Return the lines from the one containing "data-point — [412, 808, 431, 828]" up to and including the one containing "legend-marker — [1688, 721, 1705, 735]", reproduced exactly, and nothing more.

begin Material provided

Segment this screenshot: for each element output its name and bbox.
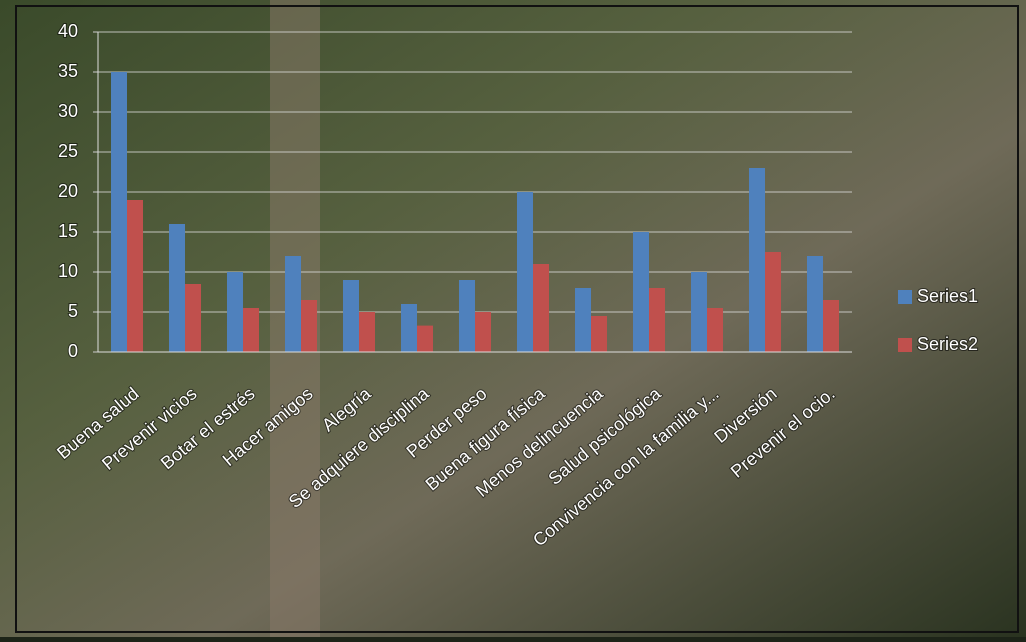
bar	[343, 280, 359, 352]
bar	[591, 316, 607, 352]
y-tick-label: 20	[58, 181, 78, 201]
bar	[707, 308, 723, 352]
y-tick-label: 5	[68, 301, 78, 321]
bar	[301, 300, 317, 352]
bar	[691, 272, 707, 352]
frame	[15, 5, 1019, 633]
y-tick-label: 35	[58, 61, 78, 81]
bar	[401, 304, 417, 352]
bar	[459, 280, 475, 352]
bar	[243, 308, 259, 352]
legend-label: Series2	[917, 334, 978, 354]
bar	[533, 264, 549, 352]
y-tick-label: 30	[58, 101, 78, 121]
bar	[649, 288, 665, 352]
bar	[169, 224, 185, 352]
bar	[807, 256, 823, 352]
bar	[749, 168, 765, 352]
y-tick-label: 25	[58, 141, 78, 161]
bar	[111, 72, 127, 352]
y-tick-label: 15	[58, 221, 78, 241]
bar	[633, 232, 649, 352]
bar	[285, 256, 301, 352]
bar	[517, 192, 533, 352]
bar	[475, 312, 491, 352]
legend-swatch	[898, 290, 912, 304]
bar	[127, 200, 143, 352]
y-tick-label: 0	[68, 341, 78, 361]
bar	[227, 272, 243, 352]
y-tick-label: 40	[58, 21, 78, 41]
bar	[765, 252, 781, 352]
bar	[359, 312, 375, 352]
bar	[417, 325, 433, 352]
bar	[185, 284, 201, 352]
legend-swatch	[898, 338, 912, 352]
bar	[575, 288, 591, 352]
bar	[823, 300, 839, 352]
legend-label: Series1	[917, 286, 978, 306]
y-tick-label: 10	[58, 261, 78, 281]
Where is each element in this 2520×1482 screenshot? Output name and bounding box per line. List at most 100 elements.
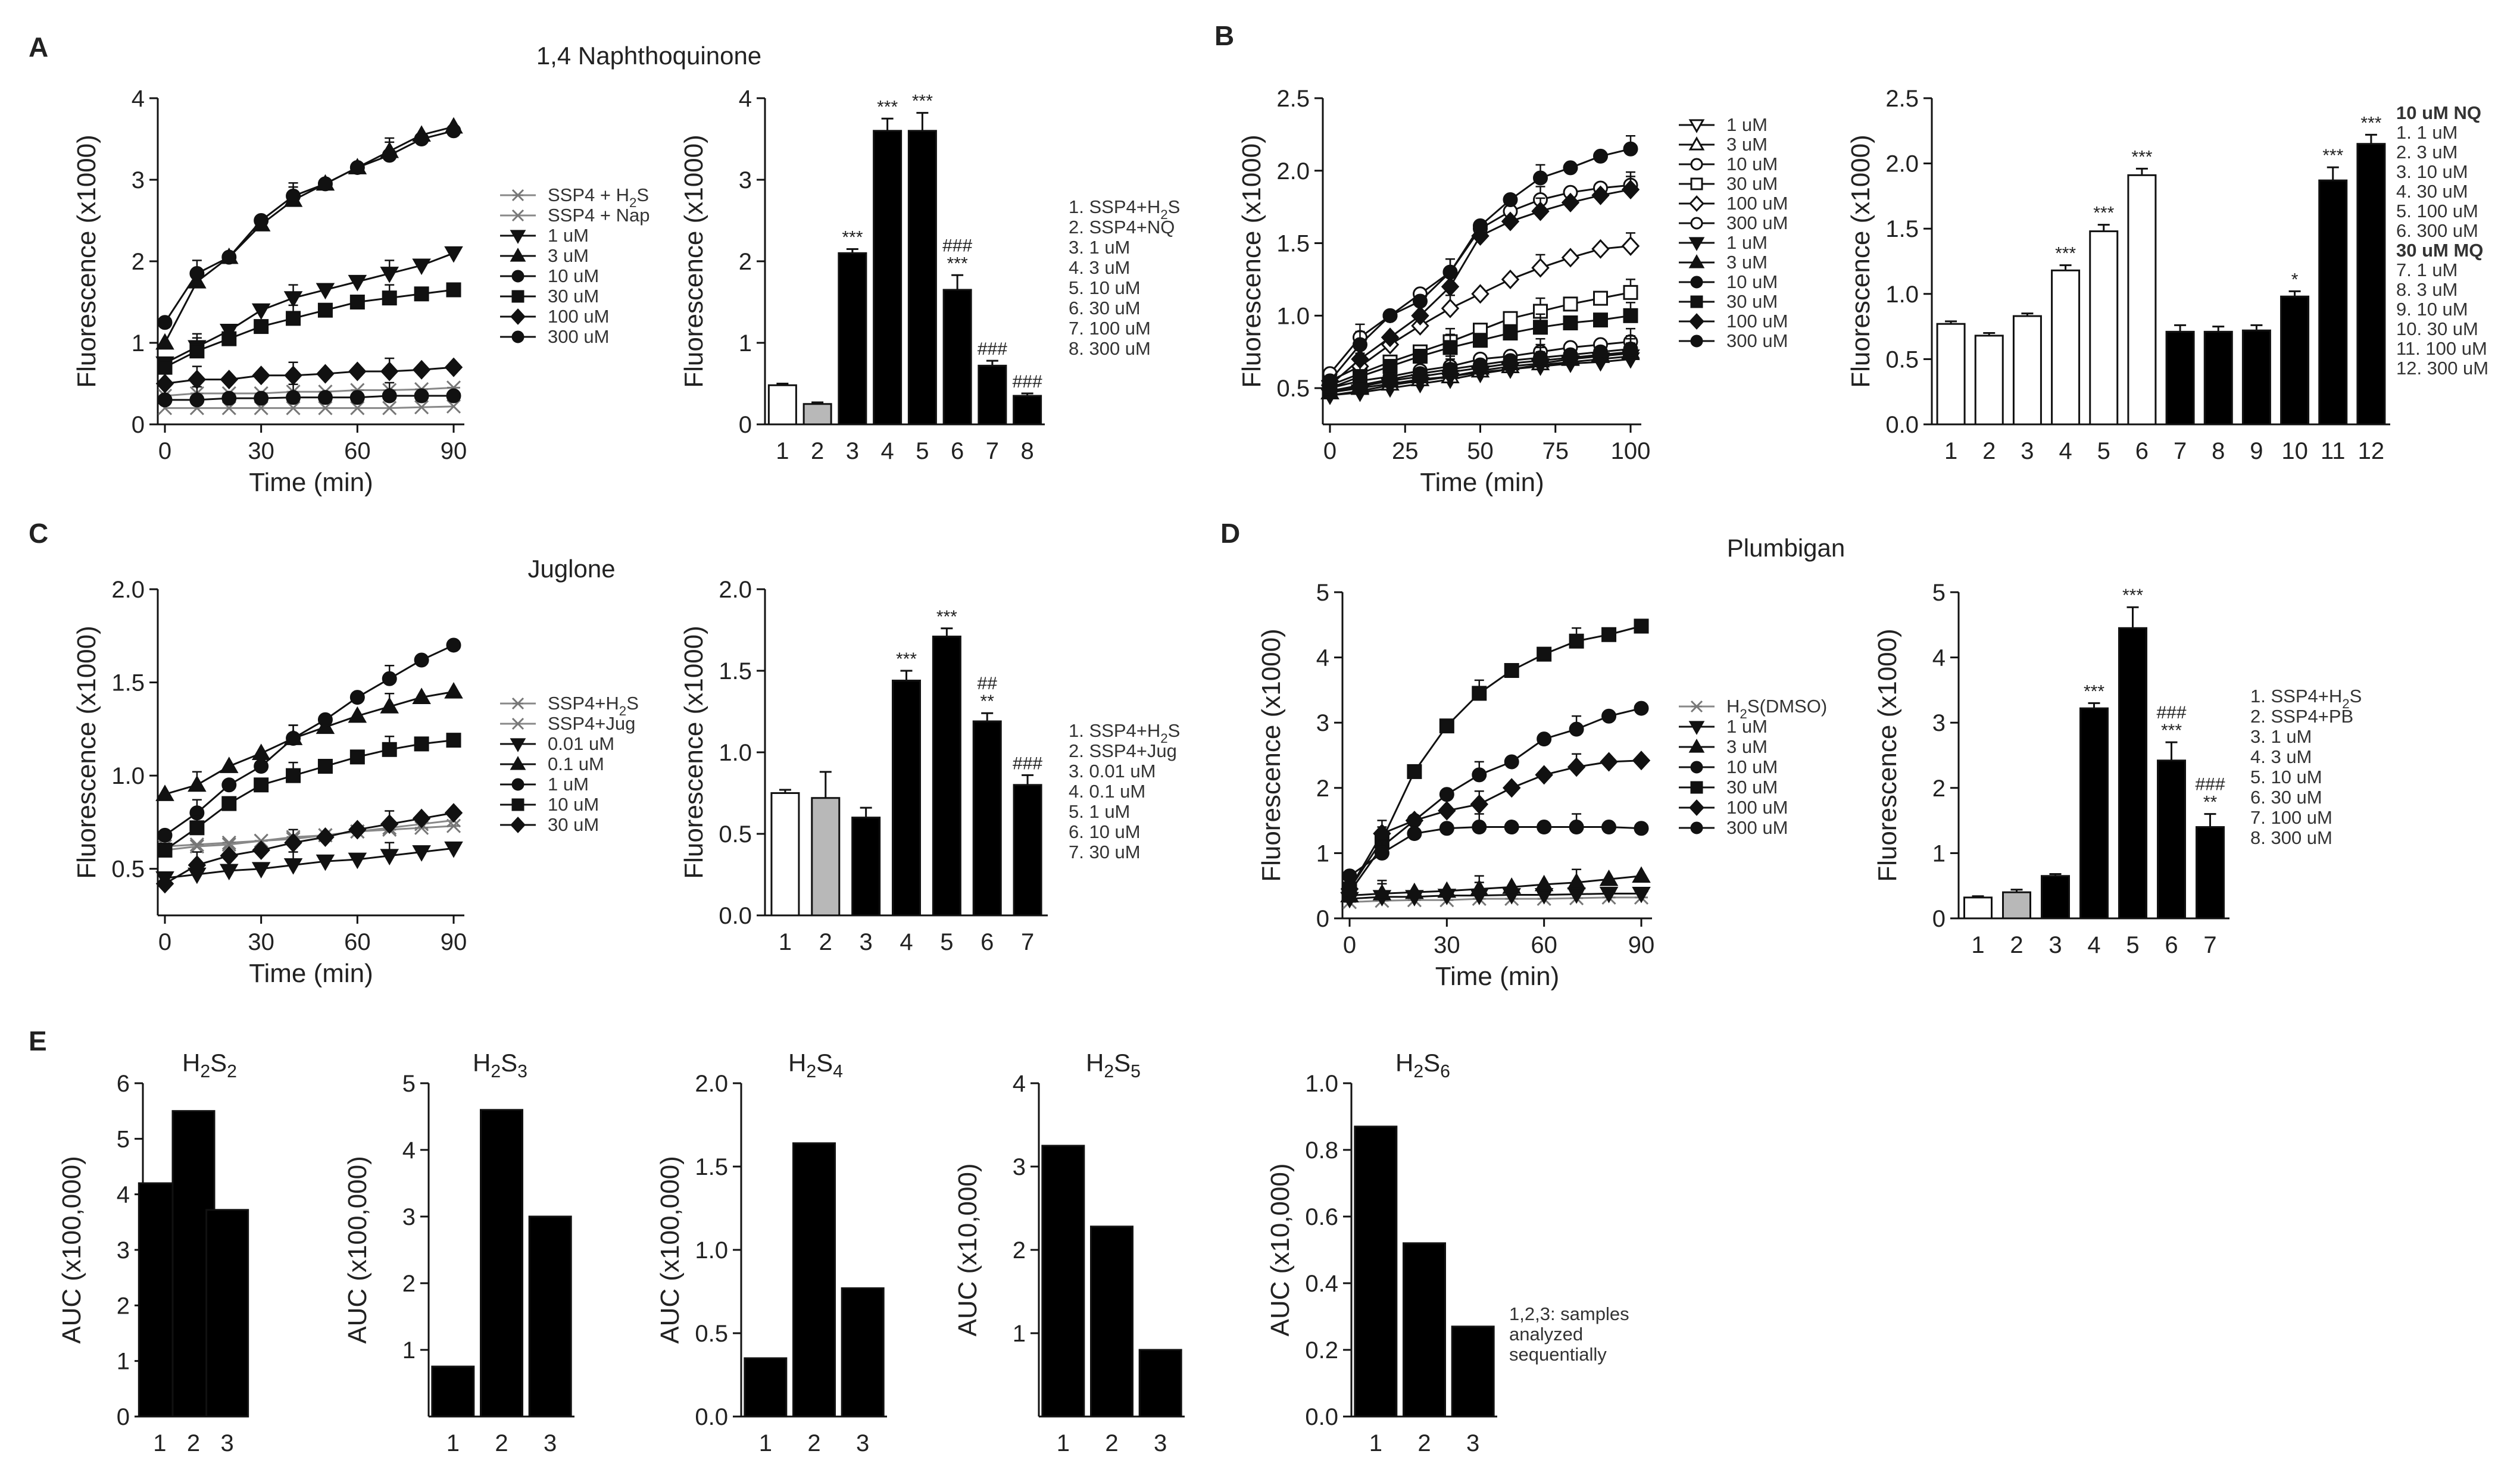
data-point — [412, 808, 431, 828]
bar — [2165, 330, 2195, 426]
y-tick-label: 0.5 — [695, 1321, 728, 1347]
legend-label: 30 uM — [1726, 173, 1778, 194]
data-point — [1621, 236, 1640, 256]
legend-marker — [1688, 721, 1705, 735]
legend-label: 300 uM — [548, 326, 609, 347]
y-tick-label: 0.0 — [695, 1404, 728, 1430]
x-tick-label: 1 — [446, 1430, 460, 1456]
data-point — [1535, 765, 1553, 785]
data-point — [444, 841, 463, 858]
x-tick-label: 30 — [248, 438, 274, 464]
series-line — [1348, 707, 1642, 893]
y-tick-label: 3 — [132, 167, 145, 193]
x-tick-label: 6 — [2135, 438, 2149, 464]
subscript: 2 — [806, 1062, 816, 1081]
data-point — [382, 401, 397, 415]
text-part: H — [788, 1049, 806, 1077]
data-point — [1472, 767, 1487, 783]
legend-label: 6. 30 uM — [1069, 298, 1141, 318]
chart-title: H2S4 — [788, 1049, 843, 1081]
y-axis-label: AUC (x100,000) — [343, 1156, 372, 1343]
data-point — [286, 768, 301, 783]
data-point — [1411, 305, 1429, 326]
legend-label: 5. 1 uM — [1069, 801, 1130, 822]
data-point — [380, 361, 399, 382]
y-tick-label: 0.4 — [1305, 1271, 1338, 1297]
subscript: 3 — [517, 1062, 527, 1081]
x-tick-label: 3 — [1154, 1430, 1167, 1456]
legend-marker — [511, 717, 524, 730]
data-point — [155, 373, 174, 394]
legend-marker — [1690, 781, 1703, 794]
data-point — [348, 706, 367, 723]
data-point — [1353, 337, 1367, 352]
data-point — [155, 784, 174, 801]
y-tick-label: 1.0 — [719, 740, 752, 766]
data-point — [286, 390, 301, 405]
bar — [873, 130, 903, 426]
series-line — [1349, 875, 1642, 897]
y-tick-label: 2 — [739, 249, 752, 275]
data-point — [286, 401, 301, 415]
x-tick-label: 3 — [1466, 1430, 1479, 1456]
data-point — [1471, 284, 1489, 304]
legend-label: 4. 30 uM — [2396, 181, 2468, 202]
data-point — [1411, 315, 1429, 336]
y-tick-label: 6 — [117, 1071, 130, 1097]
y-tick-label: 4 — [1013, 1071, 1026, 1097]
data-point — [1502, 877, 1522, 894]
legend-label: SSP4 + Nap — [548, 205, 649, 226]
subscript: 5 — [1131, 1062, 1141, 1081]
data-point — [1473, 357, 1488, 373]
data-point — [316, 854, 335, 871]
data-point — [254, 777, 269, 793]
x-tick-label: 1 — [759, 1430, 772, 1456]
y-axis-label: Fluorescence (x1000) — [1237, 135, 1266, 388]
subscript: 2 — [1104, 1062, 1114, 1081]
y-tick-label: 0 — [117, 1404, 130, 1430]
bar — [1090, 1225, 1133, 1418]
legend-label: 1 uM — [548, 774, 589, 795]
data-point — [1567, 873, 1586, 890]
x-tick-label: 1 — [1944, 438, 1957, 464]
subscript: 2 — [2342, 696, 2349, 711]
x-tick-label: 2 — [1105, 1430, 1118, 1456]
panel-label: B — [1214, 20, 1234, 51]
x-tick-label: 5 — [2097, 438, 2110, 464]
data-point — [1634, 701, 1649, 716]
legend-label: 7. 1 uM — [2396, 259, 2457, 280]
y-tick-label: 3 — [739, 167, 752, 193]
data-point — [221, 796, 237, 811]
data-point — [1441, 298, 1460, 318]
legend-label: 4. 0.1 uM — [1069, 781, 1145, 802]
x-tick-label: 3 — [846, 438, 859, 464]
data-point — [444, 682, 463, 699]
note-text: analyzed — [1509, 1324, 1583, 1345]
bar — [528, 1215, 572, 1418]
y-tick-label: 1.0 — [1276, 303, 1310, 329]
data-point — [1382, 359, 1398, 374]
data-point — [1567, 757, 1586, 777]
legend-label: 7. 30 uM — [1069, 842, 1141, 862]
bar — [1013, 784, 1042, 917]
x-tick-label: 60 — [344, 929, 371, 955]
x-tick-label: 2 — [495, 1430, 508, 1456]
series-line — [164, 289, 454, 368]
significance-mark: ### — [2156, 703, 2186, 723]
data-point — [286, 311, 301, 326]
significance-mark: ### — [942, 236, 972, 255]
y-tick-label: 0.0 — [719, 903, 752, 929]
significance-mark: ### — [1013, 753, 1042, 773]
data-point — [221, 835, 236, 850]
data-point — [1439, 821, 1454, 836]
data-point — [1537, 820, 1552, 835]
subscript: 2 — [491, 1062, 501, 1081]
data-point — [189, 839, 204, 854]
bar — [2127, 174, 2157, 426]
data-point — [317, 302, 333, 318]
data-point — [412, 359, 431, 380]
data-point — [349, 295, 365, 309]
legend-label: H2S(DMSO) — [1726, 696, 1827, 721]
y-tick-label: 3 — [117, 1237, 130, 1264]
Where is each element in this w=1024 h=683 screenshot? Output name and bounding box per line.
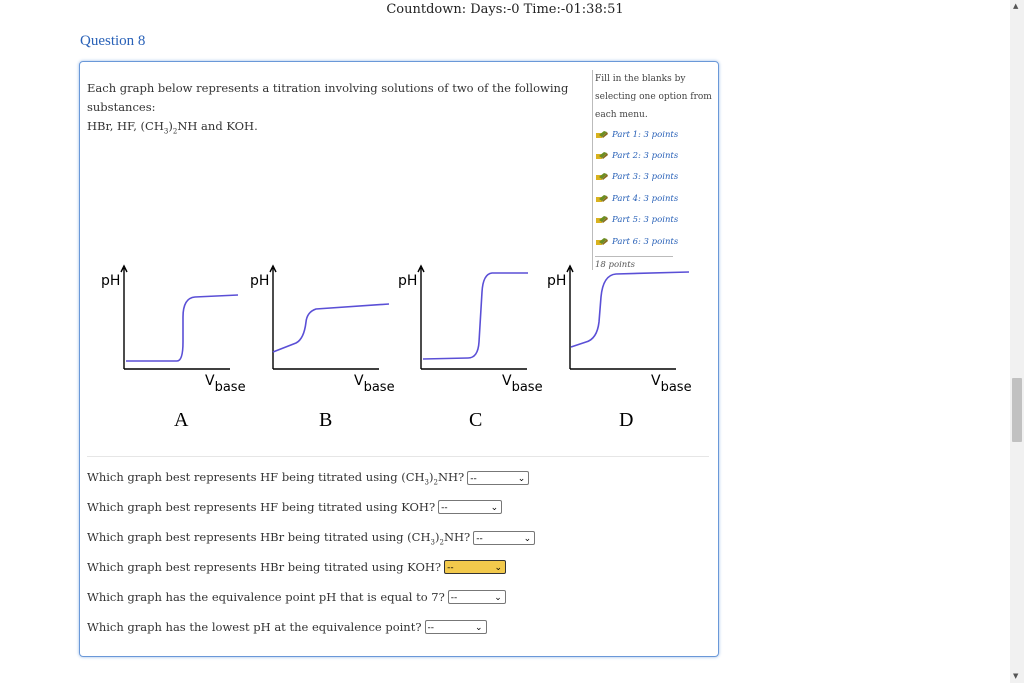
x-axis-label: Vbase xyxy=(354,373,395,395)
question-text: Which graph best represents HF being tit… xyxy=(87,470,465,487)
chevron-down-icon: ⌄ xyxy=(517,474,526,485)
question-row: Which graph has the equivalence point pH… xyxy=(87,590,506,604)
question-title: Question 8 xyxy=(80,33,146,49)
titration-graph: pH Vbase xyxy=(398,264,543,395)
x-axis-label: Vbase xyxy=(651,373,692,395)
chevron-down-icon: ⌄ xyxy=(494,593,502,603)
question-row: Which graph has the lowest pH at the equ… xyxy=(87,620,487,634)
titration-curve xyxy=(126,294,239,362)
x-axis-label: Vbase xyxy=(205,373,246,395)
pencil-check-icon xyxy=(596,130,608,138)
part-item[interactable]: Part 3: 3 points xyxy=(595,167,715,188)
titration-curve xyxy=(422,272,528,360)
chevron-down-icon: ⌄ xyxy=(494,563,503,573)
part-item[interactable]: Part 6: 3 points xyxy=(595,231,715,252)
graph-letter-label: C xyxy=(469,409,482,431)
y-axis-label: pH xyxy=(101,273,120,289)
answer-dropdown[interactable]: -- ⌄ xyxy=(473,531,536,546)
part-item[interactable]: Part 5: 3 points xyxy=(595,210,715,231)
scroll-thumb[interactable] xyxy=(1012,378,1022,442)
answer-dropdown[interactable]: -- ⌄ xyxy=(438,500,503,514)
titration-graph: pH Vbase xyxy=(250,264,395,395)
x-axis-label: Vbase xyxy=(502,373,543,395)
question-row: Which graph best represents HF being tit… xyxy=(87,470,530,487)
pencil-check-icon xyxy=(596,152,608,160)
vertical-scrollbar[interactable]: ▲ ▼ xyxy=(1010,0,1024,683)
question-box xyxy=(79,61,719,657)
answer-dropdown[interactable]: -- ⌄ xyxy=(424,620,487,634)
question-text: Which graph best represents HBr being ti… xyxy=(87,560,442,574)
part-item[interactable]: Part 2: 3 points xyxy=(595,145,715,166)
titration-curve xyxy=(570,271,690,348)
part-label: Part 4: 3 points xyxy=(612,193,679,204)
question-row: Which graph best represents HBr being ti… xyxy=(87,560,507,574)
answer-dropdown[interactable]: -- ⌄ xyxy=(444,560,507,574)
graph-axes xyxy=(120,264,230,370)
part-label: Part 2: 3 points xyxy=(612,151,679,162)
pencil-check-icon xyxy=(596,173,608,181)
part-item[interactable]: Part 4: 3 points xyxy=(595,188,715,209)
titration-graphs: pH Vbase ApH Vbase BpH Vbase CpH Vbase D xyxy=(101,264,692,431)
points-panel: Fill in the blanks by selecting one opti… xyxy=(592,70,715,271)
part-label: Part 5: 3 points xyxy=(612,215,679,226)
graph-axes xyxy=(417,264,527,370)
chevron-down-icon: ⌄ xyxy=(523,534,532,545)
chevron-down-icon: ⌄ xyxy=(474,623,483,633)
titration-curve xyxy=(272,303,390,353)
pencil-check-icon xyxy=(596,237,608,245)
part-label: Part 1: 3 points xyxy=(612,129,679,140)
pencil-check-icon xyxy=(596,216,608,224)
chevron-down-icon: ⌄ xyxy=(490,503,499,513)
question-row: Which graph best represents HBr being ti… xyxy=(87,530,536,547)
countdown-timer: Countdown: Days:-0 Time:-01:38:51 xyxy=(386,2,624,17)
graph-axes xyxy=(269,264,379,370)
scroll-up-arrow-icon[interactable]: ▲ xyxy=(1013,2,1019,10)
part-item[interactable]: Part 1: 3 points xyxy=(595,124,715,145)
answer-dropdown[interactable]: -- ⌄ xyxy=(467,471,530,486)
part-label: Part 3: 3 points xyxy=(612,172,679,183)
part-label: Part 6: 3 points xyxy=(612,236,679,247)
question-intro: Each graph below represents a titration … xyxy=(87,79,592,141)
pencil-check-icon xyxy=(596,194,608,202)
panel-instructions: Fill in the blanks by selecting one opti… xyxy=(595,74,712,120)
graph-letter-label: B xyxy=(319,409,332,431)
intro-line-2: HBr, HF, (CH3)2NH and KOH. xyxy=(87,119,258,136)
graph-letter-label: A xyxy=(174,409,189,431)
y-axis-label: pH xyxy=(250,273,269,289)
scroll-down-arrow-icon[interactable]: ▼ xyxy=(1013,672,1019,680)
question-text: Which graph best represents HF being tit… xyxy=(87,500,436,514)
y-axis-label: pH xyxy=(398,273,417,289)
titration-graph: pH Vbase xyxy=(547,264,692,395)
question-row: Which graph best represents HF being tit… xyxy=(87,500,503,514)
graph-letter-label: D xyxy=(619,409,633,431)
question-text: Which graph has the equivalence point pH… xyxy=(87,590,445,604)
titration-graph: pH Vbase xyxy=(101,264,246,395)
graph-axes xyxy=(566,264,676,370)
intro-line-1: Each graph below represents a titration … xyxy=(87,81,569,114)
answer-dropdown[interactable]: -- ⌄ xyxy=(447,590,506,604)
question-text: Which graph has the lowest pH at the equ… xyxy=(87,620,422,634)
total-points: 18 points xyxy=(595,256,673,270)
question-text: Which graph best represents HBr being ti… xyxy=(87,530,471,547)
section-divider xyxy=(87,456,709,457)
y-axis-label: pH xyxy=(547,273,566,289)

end Material provided

- Correct result -
data-point — [412, 808, 431, 828]
bar — [2165, 330, 2195, 426]
y-tick-label: 0.5 — [695, 1321, 728, 1347]
legend-label: 30 uM — [1726, 173, 1778, 194]
data-point — [1621, 236, 1640, 256]
legend-marker — [1688, 721, 1705, 735]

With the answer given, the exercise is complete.